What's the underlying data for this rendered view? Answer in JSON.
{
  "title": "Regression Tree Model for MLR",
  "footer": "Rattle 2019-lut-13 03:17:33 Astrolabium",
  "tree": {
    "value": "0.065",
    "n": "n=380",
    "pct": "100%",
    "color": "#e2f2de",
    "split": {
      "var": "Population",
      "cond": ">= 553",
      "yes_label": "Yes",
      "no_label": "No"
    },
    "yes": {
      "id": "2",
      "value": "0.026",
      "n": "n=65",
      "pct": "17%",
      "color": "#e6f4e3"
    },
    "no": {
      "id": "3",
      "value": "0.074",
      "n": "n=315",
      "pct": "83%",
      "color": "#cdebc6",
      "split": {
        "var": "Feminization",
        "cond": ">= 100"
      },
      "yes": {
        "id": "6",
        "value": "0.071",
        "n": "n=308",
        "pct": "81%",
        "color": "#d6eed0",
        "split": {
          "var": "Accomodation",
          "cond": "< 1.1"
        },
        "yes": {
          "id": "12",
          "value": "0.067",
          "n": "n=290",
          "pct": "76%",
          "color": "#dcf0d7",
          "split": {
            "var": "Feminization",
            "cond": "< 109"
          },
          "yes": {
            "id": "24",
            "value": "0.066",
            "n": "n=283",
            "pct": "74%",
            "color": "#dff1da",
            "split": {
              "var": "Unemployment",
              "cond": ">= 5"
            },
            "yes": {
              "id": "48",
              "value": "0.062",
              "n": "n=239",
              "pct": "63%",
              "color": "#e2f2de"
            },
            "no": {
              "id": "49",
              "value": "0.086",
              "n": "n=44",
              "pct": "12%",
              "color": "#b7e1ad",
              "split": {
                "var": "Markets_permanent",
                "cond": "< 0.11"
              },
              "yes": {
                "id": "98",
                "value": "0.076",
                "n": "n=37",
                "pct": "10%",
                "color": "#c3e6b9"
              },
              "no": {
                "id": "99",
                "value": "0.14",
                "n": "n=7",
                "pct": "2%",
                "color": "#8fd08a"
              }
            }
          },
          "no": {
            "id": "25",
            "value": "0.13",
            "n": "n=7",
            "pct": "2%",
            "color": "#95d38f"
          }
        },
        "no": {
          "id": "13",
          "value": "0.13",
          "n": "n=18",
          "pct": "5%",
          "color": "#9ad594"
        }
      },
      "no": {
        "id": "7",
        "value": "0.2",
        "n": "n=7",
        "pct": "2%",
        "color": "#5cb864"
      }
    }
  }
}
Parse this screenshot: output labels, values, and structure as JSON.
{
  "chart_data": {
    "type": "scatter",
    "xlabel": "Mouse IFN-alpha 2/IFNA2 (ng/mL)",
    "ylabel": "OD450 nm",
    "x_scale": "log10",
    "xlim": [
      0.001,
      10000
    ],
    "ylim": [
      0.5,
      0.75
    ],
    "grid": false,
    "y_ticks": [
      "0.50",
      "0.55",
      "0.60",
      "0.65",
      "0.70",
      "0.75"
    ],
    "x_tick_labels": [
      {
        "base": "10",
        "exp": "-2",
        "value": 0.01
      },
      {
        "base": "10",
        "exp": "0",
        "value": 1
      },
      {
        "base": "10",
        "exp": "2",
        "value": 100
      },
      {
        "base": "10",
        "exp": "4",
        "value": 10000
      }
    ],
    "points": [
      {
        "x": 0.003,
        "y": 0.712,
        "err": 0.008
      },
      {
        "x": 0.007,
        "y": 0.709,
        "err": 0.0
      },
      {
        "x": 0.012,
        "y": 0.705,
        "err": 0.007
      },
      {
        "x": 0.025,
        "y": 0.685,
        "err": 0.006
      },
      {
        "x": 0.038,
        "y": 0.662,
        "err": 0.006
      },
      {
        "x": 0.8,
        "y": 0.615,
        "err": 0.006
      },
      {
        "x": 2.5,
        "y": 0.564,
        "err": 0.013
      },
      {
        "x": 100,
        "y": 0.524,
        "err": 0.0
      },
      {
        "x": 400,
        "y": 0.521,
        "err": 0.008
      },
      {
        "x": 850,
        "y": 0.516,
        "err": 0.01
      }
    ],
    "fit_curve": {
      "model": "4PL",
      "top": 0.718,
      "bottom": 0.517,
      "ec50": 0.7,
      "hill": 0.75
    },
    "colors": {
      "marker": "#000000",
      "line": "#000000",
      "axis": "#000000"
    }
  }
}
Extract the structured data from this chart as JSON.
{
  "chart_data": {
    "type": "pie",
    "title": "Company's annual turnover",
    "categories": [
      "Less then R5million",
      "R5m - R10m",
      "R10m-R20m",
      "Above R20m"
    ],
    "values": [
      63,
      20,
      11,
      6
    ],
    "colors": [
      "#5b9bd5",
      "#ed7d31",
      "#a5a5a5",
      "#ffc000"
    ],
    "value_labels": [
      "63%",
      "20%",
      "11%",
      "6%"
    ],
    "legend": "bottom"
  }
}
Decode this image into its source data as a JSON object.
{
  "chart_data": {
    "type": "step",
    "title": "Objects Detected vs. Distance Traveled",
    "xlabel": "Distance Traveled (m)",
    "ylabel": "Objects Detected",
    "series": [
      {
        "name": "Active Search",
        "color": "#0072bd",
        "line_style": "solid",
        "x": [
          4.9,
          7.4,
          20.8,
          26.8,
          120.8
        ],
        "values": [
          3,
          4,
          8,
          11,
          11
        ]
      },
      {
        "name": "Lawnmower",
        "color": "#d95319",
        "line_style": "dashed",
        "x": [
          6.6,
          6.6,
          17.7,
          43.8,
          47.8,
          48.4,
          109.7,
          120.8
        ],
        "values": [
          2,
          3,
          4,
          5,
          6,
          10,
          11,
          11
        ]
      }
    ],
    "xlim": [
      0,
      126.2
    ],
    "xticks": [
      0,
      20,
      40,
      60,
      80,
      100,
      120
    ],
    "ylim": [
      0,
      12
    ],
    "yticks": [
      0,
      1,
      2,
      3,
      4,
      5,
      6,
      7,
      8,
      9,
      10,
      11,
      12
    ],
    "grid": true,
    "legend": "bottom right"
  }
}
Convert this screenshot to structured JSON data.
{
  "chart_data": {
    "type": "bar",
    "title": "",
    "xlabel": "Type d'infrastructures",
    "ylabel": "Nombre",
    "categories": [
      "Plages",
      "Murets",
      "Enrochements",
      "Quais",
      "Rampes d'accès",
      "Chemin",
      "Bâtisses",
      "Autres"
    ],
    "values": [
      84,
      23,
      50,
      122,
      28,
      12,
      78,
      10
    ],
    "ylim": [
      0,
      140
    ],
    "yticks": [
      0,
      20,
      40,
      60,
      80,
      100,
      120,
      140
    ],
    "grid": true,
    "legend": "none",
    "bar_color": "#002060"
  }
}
· · · ·
[Goal] Restate the whole listing exactly.

[Answer to this task]
What's the underlying data for this rendered view? Answer in JSON.
{
  "title": "Regression Tree Model for MLR",
  "footer": "Rattle 2019-lut-13 03:17:33 Astrolabium",
  "tree": {
    "value": "0.065",
    "n": "n=380",
    "pct": "100%",
    "color": "#e2f2de",
    "split": {
      "var": "Population",
      "cond": ">= 553",
      "yes_label": "Yes",
      "no_label": "No"
    },
    "yes": {
      "id": "2",
      "value": "0.026",
      "n": "n=65",
      "pct": "17%",
      "color": "#e6f4e3"
    },
    "no": {
      "id": "3",
      "value": "0.074",
      "n": "n=315",
      "pct": "83%",
      "color": "#cdebc6",
      "split": {
        "var": "Feminization",
        "cond": ">= 100"
      },
      "yes": {
        "id": "6",
        "value": "0.071",
        "n": "n=308",
        "pct": "81%",
        "color": "#d6eed0",
        "split": {
          "var": "Accomodation",
          "cond": "< 1.1"
        },
        "yes": {
          "id": "12",
          "value": "0.067",
          "n": "n=290",
          "pct": "76%",
          "color": "#dcf0d7",
          "split": {
            "var": "Feminization",
            "cond": "< 109"
          },
          "yes": {
            "id": "24",
            "value": "0.066",
            "n": "n=283",
            "pct": "74%",
            "color": "#dff1da",
            "split": {
              "var": "Unemployment",
              "cond": ">= 5"
            },
            "yes": {
              "id": "48",
              "value": "0.062",
              "n": "n=239",
              "pct": "63%",
              "color": "#e2f2de"
            },
            "no": {
              "id": "49",
              "value": "0.086",
              "n": "n=44",
              "pct": "12%",
              "color": "#b7e1ad",
              "split": {
                "var": "Markets_permanent",
                "cond": "< 0.11"
              },
              "yes": {
                "id": "98",
                "value": "0.076",
                "n": "n=37",
                "pct": "10%",
                "color": "#c3e6b9"
              },
              "no": {
                "id": "99",
                "value": "0.14",
                "n": "n=7",
                "pct": "2%",
                "color": "#8fd08a"
              }
            }
          },
          "no": {
            "id": "25",
            "value": "0.13",
            "n": "n=7",
            "pct": "2%",
            "color": "#95d38f"
          }
        },
        "no": {
          "id": "13",
          "value": "0.13",
          "n": "n=18",
          "pct": "5%",
          "color": "#9ad594"
        }
      },
      "no": {
        "id": "7",
        "value": "0.2",
        "n": "n=7",
        "pct": "2%",
        "color": "#5cb864"
      }
    }
  }
}
Parse this screenshot: output labels, values, and structure as JSON.
{
  "chart_data": {
    "type": "scatter",
    "xlabel": "Mouse IFN-alpha 2/IFNA2 (ng/mL)",
    "ylabel": "OD450 nm",
    "x_scale": "log10",
    "xlim": [
      0.001,
      10000
    ],
    "ylim": [
      0.5,
      0.75
    ],
    "grid": false,
    "y_ticks": [
      "0.50",
      "0.55",
      "0.60",
      "0.65",
      "0.70",
      "0.75"
    ],
    "x_tick_labels": [
      {
        "base": "10",
        "exp": "-2",
        "value": 0.01
      },
      {
        "base": "10",
        "exp": "0",
        "value": 1
      },
      {
        "base": "10",
        "exp": "2",
        "value": 100
      },
      {
        "base": "10",
        "exp": "4",
        "value": 10000
      }
    ],
    "points": [
      {
        "x": 0.003,
        "y": 0.712,
        "err": 0.008
      },
      {
        "x": 0.007,
        "y": 0.709,
        "err": 0.0
      },
      {
        "x": 0.012,
        "y": 0.705,
        "err": 0.007
      },
      {
        "x": 0.025,
        "y": 0.685,
        "err": 0.006
      },
      {
        "x": 0.038,
        "y": 0.662,
        "err": 0.006
      },
      {
        "x": 0.8,
        "y": 0.615,
        "err": 0.006
      },
      {
        "x": 2.5,
        "y": 0.564,
        "err": 0.013
      },
      {
        "x": 100,
        "y": 0.524,
        "err": 0.0
      },
      {
        "x": 400,
        "y": 0.521,
        "err": 0.008
      },
      {
        "x": 850,
        "y": 0.516,
        "err": 0.01
      }
    ],
    "fit_curve": {
      "model": "4PL",
      "top": 0.718,
      "bottom": 0.517,
      "ec50": 0.7,
      "hill": 0.75
    },
    "colors": {
      "marker": "#000000",
      "line": "#000000",
      "axis": "#000000"
    }
  }
}
Extract the structured data from this chart as JSON.
{
  "chart_data": {
    "type": "pie",
    "title": "Company's annual turnover",
    "categories": [
      "Less then R5million",
      "R5m - R10m",
      "R10m-R20m",
      "Above R20m"
    ],
    "values": [
      63,
      20,
      11,
      6
    ],
    "colors": [
      "#5b9bd5",
      "#ed7d31",
      "#a5a5a5",
      "#ffc000"
    ],
    "value_labels": [
      "63%",
      "20%",
      "11%",
      "6%"
    ],
    "legend": "bottom"
  }
}
Decode this image into its source data as a JSON object.
{
  "chart_data": {
    "type": "step",
    "title": "Objects Detected vs. Distance Traveled",
    "xlabel": "Distance Traveled (m)",
    "ylabel": "Objects Detected",
    "series": [
      {
        "name": "Active Search",
        "color": "#0072bd",
        "line_style": "solid",
        "x": [
          4.9,
          7.4,
          20.8,
          26.8,
          120.8
        ],
        "values": [
          3,
          4,
          8,
          11,
          11
        ]
      },
      {
        "name": "Lawnmower",
        "color": "#d95319",
        "line_style": "dashed",
        "x": [
          6.6,
          6.6,
          17.7,
          43.8,
          47.8,
          48.4,
          109.7,
          120.8
        ],
        "values": [
          2,
          3,
          4,
          5,
          6,
          10,
          11,
          11
        ]
      }
    ],
    "xlim": [
      0,
      126.2
    ],
    "xticks": [
      0,
      20,
      40,
      60,
      80,
      100,
      120
    ],
    "ylim": [
      0,
      12
    ],
    "yticks": [
      0,
      1,
      2,
      3,
      4,
      5,
      6,
      7,
      8,
      9,
      10,
      11,
      12
    ],
    "grid": true,
    "legend": "bottom right"
  }
}
Convert this screenshot to structured JSON data.
{
  "chart_data": {
    "type": "bar",
    "title": "",
    "xlabel": "Type d'infrastructures",
    "ylabel": "Nombre",
    "categories": [
      "Plages",
      "Murets",
      "Enrochements",
      "Quais",
      "Rampes d'accès",
      "Chemin",
      "Bâtisses",
      "Autres"
    ],
    "values": [
      84,
      23,
      50,
      122,
      28,
      12,
      78,
      10
    ],
    "ylim": [
      0,
      140
    ],
    "yticks": [
      0,
      20,
      40,
      60,
      80,
      100,
      120,
      140
    ],
    "grid": true,
    "legend": "none",
    "bar_color": "#002060"
  }
}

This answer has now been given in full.